>>

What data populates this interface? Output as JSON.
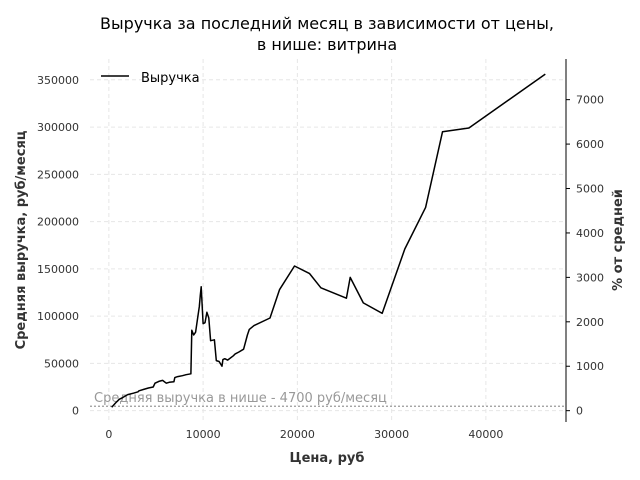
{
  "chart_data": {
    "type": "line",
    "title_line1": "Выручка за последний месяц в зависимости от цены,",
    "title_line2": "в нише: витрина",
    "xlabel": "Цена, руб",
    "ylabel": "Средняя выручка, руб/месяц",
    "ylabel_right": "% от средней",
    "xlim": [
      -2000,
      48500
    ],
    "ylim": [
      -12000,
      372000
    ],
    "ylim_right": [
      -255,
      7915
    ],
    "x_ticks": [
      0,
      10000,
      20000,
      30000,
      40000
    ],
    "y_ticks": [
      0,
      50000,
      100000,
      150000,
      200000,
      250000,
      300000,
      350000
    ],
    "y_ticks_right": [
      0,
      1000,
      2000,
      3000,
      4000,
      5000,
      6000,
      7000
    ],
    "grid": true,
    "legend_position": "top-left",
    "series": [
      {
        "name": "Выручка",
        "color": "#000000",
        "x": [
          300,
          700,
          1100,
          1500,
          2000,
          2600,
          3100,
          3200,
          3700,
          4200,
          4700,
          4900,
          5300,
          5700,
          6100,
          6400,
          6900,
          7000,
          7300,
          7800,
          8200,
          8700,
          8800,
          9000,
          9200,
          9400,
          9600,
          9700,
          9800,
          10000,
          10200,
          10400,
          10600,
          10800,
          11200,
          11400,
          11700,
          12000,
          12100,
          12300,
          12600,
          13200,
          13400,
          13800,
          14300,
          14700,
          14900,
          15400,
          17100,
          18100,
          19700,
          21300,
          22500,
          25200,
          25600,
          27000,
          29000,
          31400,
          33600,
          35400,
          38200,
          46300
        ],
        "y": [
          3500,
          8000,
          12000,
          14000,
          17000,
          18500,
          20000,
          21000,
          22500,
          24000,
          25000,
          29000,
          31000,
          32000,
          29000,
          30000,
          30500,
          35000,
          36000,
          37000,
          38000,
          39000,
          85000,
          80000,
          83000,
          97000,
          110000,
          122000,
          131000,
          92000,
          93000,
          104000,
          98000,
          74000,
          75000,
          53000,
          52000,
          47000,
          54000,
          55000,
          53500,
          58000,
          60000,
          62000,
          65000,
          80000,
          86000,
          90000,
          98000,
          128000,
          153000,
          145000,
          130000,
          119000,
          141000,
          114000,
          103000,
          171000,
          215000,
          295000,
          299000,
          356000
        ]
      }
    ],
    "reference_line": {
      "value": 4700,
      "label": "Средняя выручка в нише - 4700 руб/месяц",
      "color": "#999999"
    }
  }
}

<<
>>

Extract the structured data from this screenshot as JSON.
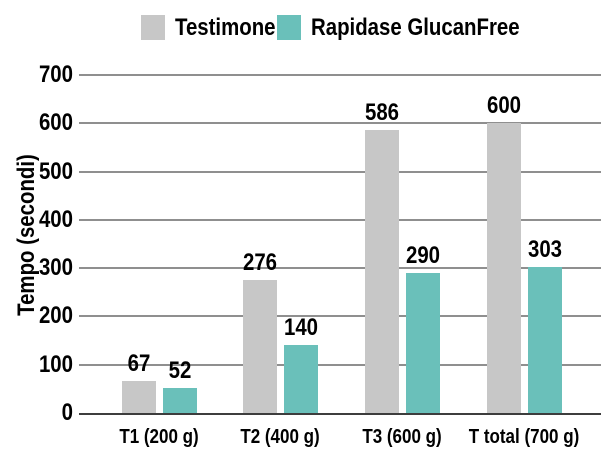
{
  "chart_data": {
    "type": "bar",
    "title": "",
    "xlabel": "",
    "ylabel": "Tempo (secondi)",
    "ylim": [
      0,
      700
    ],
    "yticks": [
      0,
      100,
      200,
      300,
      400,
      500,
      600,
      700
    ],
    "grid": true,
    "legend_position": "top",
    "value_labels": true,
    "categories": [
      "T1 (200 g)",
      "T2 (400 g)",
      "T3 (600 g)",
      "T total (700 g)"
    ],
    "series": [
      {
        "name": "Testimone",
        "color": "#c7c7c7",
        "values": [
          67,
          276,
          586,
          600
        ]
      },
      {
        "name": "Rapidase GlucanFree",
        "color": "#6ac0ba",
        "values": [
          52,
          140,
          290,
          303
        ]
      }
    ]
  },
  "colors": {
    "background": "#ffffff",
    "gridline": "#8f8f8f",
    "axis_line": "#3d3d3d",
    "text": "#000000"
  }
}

<<
>>

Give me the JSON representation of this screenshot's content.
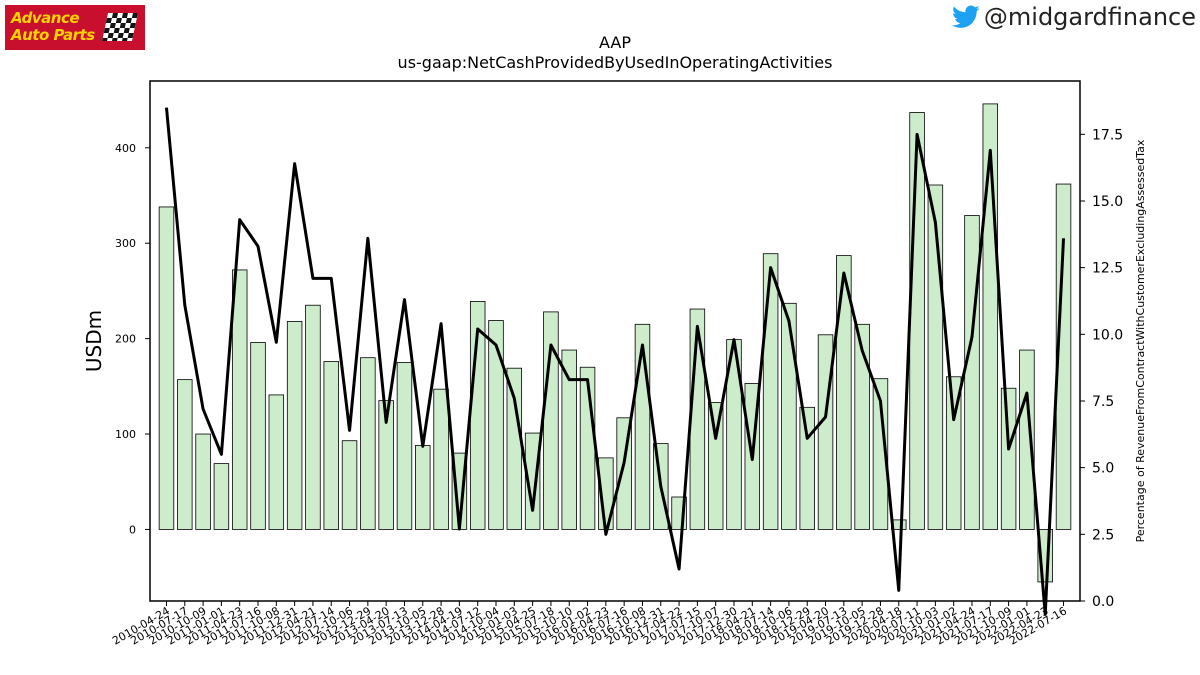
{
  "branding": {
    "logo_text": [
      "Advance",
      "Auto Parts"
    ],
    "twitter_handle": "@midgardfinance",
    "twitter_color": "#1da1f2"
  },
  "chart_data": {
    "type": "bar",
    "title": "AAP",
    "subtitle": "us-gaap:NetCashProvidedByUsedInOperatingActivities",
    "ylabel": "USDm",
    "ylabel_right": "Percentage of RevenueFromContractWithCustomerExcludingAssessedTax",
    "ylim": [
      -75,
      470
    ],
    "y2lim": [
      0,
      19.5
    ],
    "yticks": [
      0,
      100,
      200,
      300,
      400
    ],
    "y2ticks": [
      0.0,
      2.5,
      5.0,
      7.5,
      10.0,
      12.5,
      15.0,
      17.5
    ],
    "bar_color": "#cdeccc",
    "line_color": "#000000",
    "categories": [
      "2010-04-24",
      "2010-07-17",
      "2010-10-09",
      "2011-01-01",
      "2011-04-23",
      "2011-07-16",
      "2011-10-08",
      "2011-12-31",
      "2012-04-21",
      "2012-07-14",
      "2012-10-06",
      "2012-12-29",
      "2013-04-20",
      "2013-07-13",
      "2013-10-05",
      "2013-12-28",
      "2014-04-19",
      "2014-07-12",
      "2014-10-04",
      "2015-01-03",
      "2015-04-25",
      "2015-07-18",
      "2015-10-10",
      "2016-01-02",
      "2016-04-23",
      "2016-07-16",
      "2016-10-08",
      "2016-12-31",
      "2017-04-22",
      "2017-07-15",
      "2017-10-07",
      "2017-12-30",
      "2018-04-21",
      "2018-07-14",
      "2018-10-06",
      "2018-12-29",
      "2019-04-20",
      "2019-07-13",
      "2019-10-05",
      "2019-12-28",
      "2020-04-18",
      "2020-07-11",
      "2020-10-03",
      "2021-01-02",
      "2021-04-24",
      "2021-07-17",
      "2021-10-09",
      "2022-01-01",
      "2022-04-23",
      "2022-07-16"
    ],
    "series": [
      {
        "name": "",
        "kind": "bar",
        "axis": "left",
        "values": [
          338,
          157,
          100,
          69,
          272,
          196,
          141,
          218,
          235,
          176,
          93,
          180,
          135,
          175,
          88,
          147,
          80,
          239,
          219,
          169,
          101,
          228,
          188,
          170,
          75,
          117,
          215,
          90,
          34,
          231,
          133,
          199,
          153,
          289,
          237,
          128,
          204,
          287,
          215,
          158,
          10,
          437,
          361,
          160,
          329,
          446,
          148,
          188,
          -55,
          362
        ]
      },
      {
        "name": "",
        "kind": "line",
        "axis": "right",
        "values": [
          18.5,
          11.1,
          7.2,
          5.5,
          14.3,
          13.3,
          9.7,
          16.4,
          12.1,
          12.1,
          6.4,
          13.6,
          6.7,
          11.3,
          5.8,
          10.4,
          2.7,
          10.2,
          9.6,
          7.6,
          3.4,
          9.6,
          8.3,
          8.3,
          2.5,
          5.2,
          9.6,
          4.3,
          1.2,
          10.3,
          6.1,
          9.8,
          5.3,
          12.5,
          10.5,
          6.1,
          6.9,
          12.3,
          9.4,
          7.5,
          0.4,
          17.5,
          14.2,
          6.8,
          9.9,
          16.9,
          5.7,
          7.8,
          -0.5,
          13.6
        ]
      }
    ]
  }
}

<<

TASK OBJECTIVE: Locate the lines above that hold the word "Средняя". Show every one of them.

ANSWER IN FULL:
    "ylabel": "Средняя выручка, руб/месяц",
      "label": "Средняя выручка в нише - 4700 руб/месяц",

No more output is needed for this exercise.